** Source data **
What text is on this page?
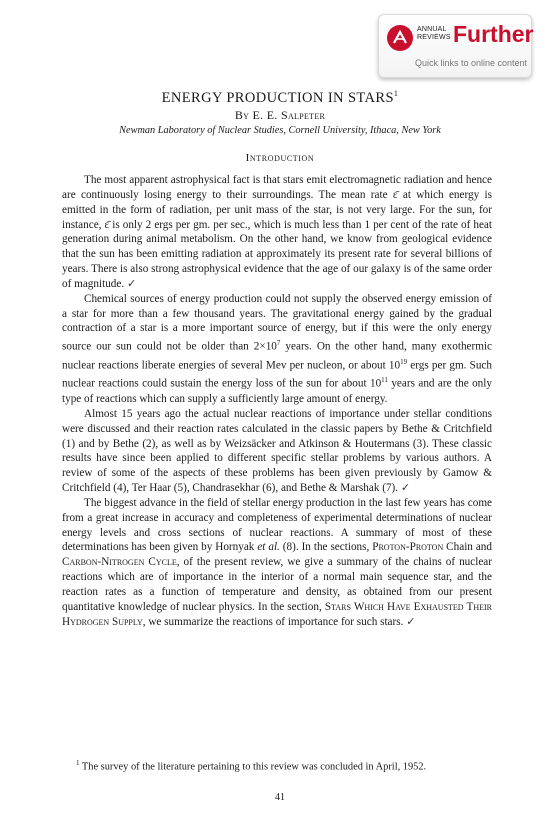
ANNUAL
REVIEWS Further
Quick links to online content
ENERGY PRODUCTION IN STARS$^1$
By E. E. Salpeter
Newman Laboratory of Nuclear Studies, Cornell University, Ithaca, New York
Introduction

The most apparent astrophysical fact is that stars emit electromagnetic radiation and hence are continuously losing energy to their surroundings. The mean rate ε̄ at which energy is emitted in the form of radiation, per unit mass of the star, is not very large. For the sun, for instance, ε̄ is only 2 ergs per gm. per sec., which is much less than 1 per cent of the rate of heat generation during animal metabolism. On the other hand, we know from geological evidence that the sun has been emitting radiation at approximately its present rate for several billions of years. There is also strong astrophysical evidence that the age of our galaxy is of the same order of magnitude. ✓

Chemical sources of energy production could not supply the observed energy emission of a star for more than a few thousand years. The gravitational energy gained by the gradual contraction of a star is a more important source of energy, but if this were the only energy source our sun could not be older than $2\times 10^7$ years. On the other hand, many exothermic nuclear reactions liberate energies of several Mev per nucleon, or about $10^{19}$ ergs per gm. Such nuclear reactions could sustain the energy loss of the sun for about $10^{11}$ years and are the only type of reactions which can supply a sufficiently large amount of energy.

Almost 15 years ago the actual nuclear reactions of importance under stellar conditions were discussed and their reaction rates calculated in the classic papers by Bethe & Critchfield (1) and by Bethe (2), as well as by Weizsäcker and Atkinson & Houtermans (3). These classic results have since been applied to different specific stellar problems by various authors. A review of some of the aspects of these problems has been given previously by Gamow & Critchfield (4), Ter Haar (5), Chandrasekhar (6), and Bethe & Marshak (7). ✓

The biggest advance in the field of stellar energy production in the last few years has come from a great increase in accuracy and completeness of experimental determinations of nuclear energy levels and cross sections of nuclear reactions. A summary of most of these determinations has been given by Hornyak et al. (8). In the sections, Proton-Proton Chain and Carbon-Nitrogen Cycle, of the present review, we give a summary of the chains of nuclear reactions which are of importance in the interior of a normal main sequence star, and the reaction rates as a function of temperature and density, as obtained from our present quantitative knowledge of nuclear physics. In the section, Stars Which Have Exhausted Their Hydrogen Supply, we summarize the reactions of importance for such stars. ✓

$^1$ The survey of the literature pertaining to this review was concluded in April, 1952.
41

** Directions **
Write out each entry exactly as given, omitting any picture.

** Result **
What text is on this page?
ANNUAL
REVIEWS Further
Quick links to online content
ENERGY PRODUCTION IN STARS$^1$
By E. E. Salpeter
Newman Laboratory of Nuclear Studies, Cornell University, Ithaca, New York
Introduction

The most apparent astrophysical fact is that stars emit electromagnetic radiation and hence are continuously losing energy to their surroundings. The mean rate ε̄ at which energy is emitted in the form of radiation, per unit mass of the star, is not very large. For the sun, for instance, ε̄ is only 2 ergs per gm. per sec., which is much less than 1 per cent of the rate of heat generation during animal metabolism. On the other hand, we know from geological evidence that the sun has been emitting radiation at approximately its present rate for several billions of years. There is also strong astrophysical evidence that the age of our galaxy is of the same order of magnitude. ✓

Chemical sources of energy production could not supply the observed energy emission of a star for more than a few thousand years. The gravitational energy gained by the gradual contraction of a star is a more important source of energy, but if this were the only energy source our sun could not be older than $2\times 10^7$ years. On the other hand, many exothermic nuclear reactions liberate energies of several Mev per nucleon, or about $10^{19}$ ergs per gm. Such nuclear reactions could sustain the energy loss of the sun for about $10^{11}$ years and are the only type of reactions which can supply a sufficiently large amount of energy.

Almost 15 years ago the actual nuclear reactions of importance under stellar conditions were discussed and their reaction rates calculated in the classic papers by Bethe & Critchfield (1) and by Bethe (2), as well as by Weizsäcker and Atkinson & Houtermans (3). These classic results have since been applied to different specific stellar problems by various authors. A review of some of the aspects of these problems has been given previously by Gamow & Critchfield (4), Ter Haar (5), Chandrasekhar (6), and Bethe & Marshak (7). ✓

The biggest advance in the field of stellar energy production in the last few years has come from a great increase in accuracy and completeness of experimental determinations of nuclear energy levels and cross sections of nuclear reactions. A summary of most of these determinations has been given by Hornyak et al. (8). In the sections, Proton-Proton Chain and Carbon-Nitrogen Cycle, of the present review, we give a summary of the chains of nuclear reactions which are of importance in the interior of a normal main sequence star, and the reaction rates as a function of temperature and density, as obtained from our present quantitative knowledge of nuclear physics. In the section, Stars Which Have Exhausted Their Hydrogen Supply, we summarize the reactions of importance for such stars. ✓

$^1$ The survey of the literature pertaining to this review was concluded in April, 1952.
41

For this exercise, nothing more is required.